* **What to do**:
From the listing that follows, extract every line and set it down unaltered.

* **Part of a data file**:
....................

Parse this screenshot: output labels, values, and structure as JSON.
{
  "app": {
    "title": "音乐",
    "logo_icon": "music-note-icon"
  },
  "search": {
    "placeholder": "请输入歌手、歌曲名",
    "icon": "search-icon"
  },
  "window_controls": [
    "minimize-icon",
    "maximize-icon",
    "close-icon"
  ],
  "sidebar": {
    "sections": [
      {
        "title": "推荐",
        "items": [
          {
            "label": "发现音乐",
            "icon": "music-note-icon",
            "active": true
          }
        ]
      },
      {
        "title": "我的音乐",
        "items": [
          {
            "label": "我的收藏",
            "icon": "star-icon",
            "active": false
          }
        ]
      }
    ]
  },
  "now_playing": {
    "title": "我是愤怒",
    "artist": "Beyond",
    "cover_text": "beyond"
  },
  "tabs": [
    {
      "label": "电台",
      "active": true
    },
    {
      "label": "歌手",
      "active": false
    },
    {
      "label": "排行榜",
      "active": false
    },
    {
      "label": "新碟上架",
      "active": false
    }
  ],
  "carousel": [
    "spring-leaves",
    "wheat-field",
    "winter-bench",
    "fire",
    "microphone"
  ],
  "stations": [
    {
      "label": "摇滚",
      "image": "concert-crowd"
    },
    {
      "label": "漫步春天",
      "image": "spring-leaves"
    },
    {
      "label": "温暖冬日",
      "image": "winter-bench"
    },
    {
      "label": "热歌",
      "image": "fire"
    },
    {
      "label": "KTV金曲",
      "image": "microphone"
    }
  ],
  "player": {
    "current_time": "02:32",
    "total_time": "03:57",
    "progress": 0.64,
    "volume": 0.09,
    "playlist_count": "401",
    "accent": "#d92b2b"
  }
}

....................

* **Answer below**:
Parse this screenshot: output labels, values, and structure as JSON.
{
  "app": {
    "title": "音乐",
    "logo_icon": "music-note-icon"
  },
  "search": {
    "placeholder": "请输入歌手、歌曲名",
    "icon": "search-icon"
  },
  "window_controls": [
    "minimize-icon",
    "maximize-icon",
    "close-icon"
  ],
  "sidebar": {
    "sections": [
      {
        "title": "推荐",
        "items": [
          {
            "label": "发现音乐",
            "icon": "music-note-icon",
            "active": true
          }
        ]
      },
      {
        "title": "我的音乐",
        "items": [
          {
            "label": "我的收藏",
            "icon": "star-icon",
            "active": false
          }
        ]
      }
    ]
  },
  "now_playing": {
    "title": "我是愤怒",
    "artist": "Beyond",
    "cover_text": "beyond"
  },
  "tabs": [
    {
      "label": "电台",
      "active": true
    },
    {
      "label": "歌手",
      "active": false
    },
    {
      "label": "排行榜",
      "active": false
    },
    {
      "label": "新碟上架",
      "active": false
    }
  ],
  "carousel": [
    "spring-leaves",
    "wheat-field",
    "winter-bench",
    "fire",
    "microphone"
  ],
  "stations": [
    {
      "label": "摇滚",
      "image": "concert-crowd"
    },
    {
      "label": "漫步春天",
      "image": "spring-leaves"
    },
    {
      "label": "温暖冬日",
      "image": "winter-bench"
    },
    {
      "label": "热歌",
      "image": "fire"
    },
    {
      "label": "KTV金曲",
      "image": "microphone"
    }
  ],
  "player": {
    "current_time": "02:32",
    "total_time": "03:57",
    "progress": 0.64,
    "volume": 0.09,
    "playlist_count": "401",
    "accent": "#d92b2b"
  }
}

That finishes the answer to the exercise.